--- Begin MATERIAL PROVIDED ---

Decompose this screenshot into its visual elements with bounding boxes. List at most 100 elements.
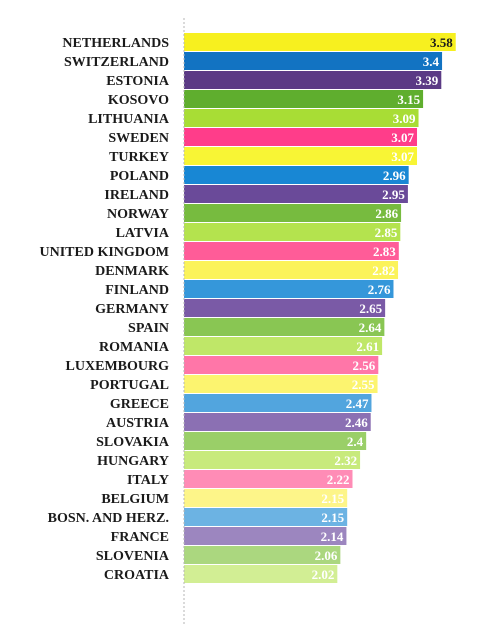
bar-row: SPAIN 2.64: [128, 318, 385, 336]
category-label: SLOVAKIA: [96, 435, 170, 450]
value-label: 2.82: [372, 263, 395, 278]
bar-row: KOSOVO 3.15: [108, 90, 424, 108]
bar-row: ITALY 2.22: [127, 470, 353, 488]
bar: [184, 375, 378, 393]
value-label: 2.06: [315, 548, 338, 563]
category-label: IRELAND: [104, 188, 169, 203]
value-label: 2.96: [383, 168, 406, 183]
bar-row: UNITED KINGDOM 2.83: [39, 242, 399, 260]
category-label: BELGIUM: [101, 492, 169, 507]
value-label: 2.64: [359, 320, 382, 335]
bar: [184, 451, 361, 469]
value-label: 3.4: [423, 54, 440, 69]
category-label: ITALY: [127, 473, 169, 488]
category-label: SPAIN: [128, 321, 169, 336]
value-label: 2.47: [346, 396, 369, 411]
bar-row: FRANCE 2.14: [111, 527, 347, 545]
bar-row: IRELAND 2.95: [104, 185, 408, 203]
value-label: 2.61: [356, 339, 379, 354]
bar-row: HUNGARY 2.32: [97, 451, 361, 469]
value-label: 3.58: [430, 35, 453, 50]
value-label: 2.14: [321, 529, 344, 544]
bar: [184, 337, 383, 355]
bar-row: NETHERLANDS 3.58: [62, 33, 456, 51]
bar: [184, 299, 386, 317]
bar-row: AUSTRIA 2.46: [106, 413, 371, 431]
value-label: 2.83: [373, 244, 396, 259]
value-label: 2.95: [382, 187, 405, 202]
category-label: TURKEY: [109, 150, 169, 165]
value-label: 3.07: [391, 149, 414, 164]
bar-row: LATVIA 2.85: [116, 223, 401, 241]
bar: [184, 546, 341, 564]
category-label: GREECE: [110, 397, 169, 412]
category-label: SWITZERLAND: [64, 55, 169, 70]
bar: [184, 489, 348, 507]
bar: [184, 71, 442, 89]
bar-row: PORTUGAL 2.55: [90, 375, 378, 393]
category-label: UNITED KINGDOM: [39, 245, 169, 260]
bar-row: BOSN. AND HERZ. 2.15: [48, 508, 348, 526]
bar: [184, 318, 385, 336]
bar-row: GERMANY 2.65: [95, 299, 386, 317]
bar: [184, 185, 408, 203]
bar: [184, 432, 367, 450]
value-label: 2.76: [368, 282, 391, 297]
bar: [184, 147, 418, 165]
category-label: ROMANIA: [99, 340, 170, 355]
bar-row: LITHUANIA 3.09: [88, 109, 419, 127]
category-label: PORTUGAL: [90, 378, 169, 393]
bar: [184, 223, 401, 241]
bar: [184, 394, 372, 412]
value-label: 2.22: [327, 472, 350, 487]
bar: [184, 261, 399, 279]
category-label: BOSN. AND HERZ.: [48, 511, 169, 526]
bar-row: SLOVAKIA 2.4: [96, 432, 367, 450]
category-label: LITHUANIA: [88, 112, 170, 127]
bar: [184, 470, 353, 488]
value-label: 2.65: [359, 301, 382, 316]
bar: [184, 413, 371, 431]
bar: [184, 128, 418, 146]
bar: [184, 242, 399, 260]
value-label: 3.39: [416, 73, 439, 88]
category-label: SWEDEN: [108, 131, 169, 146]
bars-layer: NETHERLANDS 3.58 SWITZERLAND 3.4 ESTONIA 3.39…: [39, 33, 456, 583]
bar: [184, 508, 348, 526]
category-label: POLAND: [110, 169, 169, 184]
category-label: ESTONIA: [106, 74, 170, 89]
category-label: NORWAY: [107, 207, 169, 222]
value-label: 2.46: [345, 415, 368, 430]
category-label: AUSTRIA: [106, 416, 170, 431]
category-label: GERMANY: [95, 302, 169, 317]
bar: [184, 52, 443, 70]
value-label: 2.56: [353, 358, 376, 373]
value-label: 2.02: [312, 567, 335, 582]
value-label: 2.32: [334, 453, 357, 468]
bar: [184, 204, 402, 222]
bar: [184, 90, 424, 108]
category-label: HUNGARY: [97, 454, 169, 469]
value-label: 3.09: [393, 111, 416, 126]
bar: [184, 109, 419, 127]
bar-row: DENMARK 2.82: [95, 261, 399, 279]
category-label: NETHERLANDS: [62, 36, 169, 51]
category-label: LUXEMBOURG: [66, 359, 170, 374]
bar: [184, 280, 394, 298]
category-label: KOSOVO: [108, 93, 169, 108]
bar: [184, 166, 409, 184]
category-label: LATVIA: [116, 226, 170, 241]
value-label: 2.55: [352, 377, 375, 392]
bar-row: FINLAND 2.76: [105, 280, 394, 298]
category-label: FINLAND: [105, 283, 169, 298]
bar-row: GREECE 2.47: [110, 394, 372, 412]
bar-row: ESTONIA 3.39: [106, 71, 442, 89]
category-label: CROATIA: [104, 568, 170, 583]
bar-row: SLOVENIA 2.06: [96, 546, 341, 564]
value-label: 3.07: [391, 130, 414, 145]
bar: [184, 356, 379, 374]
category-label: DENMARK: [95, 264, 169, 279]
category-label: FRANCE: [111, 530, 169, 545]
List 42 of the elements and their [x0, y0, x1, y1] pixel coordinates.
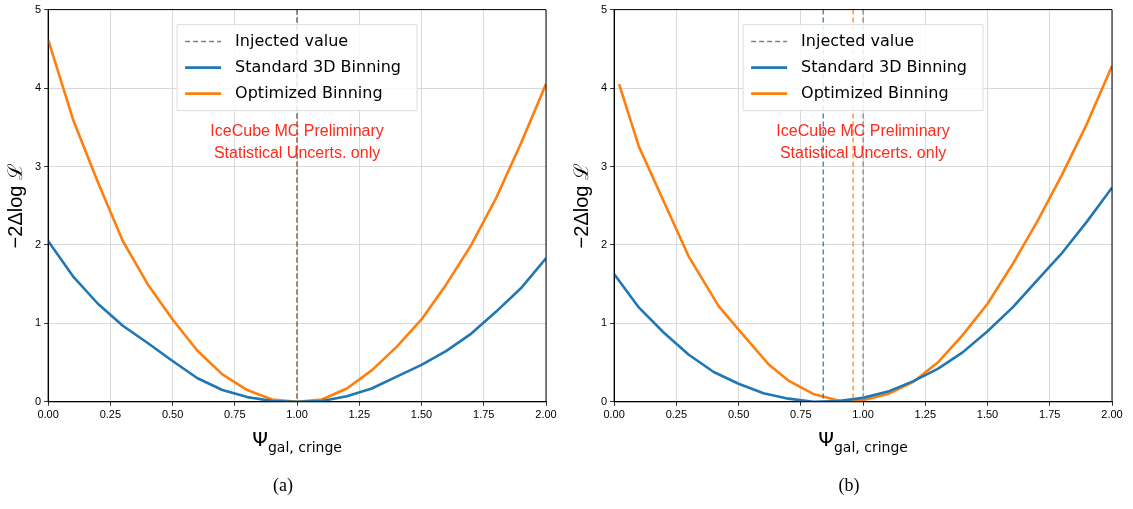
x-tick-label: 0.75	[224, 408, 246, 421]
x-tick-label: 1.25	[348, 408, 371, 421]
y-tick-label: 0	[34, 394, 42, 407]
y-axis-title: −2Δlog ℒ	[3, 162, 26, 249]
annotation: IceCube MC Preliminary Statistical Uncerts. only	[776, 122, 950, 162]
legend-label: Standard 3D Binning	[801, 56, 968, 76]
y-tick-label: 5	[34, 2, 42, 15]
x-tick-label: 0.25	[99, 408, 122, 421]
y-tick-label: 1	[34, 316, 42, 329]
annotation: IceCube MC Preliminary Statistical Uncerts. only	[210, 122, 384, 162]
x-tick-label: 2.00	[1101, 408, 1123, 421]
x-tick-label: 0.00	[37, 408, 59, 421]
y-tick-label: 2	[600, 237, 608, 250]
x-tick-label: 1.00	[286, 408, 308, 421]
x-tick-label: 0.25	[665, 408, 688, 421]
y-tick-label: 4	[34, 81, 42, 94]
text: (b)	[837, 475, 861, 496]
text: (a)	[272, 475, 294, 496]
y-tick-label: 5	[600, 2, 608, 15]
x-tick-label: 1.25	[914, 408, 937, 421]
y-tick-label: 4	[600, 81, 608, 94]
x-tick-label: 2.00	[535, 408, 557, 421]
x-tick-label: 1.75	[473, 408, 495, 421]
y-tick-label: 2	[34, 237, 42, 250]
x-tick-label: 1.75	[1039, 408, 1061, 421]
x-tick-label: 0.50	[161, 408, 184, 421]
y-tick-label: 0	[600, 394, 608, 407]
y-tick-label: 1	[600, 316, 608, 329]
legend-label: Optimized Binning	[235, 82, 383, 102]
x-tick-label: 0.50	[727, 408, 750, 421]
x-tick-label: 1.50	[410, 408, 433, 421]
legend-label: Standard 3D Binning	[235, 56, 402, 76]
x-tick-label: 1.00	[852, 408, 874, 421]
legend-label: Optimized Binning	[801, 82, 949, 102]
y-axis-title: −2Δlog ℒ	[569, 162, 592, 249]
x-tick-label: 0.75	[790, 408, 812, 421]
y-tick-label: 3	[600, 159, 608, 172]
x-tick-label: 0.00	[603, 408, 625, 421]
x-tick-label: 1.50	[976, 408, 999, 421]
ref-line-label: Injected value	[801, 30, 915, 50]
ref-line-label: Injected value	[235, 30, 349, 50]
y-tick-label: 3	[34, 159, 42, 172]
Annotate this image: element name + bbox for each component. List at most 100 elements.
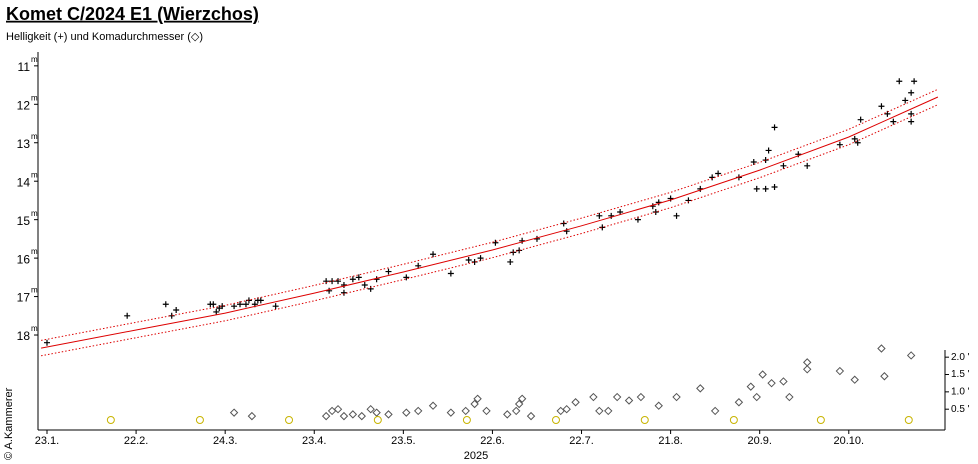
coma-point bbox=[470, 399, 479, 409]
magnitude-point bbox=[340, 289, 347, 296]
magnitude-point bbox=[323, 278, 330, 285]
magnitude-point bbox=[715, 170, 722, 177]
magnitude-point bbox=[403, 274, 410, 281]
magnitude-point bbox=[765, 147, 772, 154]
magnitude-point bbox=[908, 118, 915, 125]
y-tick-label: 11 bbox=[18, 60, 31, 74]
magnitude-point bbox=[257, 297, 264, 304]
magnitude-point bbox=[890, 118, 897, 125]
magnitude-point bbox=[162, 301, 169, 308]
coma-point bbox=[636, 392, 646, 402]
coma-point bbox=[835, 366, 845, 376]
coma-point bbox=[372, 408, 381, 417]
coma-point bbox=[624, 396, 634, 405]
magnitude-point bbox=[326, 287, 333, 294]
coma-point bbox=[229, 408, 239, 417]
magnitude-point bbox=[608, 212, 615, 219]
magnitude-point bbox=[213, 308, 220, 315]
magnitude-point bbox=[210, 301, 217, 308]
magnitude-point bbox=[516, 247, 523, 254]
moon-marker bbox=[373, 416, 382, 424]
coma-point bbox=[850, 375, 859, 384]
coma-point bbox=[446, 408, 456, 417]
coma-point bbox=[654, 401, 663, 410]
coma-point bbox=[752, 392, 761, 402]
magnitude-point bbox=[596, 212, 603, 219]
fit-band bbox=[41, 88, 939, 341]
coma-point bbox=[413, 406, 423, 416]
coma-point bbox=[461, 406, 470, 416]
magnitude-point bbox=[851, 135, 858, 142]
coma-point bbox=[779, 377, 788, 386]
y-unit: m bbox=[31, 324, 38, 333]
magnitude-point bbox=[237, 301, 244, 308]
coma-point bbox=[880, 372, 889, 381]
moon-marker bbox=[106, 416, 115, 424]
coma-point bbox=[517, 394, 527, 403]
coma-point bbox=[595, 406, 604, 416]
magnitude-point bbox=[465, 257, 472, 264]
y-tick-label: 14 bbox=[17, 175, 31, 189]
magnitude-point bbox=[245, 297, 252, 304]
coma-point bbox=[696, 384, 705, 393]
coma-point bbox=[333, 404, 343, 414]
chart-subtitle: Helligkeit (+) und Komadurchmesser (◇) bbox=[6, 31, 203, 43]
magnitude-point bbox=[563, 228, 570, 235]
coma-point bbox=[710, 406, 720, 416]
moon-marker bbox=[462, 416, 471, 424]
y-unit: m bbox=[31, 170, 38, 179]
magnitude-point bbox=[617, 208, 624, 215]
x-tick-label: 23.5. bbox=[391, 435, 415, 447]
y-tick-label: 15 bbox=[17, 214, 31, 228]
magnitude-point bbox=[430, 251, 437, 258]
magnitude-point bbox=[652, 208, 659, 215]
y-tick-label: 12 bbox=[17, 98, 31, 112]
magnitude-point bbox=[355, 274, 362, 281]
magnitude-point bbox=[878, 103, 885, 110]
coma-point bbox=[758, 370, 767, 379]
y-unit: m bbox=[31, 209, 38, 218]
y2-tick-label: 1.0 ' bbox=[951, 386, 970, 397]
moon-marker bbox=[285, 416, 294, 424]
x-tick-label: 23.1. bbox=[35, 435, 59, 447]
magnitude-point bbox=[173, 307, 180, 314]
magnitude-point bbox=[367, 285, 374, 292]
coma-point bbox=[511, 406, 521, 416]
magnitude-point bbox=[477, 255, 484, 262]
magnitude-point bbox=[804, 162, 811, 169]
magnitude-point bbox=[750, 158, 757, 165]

--- End MATERIAL PROVIDED ---

Copy out the rows starting with the line containing "408, 246, 421]" and going on through the line containing "316, 608, 329]", renaming every "x-tick-label" to "x-axis-tick" and leaving everything else unchanged.

→ COMPLETED EXERCISE:
x-axis-tick: 0.75	[224, 408, 246, 421]
x-axis-tick: 1.25	[348, 408, 371, 421]
y-tick-label: 0	[34, 394, 42, 407]
y-axis-title: −2Δlog ℒ	[3, 162, 26, 249]
annotation: IceCube MC Preliminary Statistical Uncerts. only	[776, 122, 950, 162]
legend-label: Standard 3D Binning	[801, 56, 968, 76]
y-tick-label: 5	[34, 2, 42, 15]
x-axis-tick: 0.25	[99, 408, 122, 421]
y-tick-label: 1	[34, 316, 42, 329]
annotation: IceCube MC Preliminary Statistical Uncerts. only	[210, 122, 384, 162]
x-axis-tick: 2.00	[1101, 408, 1123, 421]
x-axis-tick: 0.00	[37, 408, 59, 421]
y-tick-label: 2	[600, 237, 608, 250]
x-axis-tick: 1.00	[286, 408, 308, 421]
x-axis-tick: 0.25	[665, 408, 688, 421]
y-tick-label: 4	[34, 81, 42, 94]
text: (b)	[837, 475, 861, 496]
text: (a)	[272, 475, 294, 496]
y-tick-label: 5	[600, 2, 608, 15]
x-axis-tick: 1.25	[914, 408, 937, 421]
y-tick-label: 4	[600, 81, 608, 94]
x-axis-tick: 2.00	[535, 408, 557, 421]
x-axis-tick: 1.75	[473, 408, 495, 421]
y-tick-label: 2	[34, 237, 42, 250]
x-axis-tick: 1.75	[1039, 408, 1061, 421]
x-axis-tick: 0.50	[161, 408, 184, 421]
y-tick-label: 0	[600, 394, 608, 407]
y-tick-label: 1	[600, 316, 608, 329]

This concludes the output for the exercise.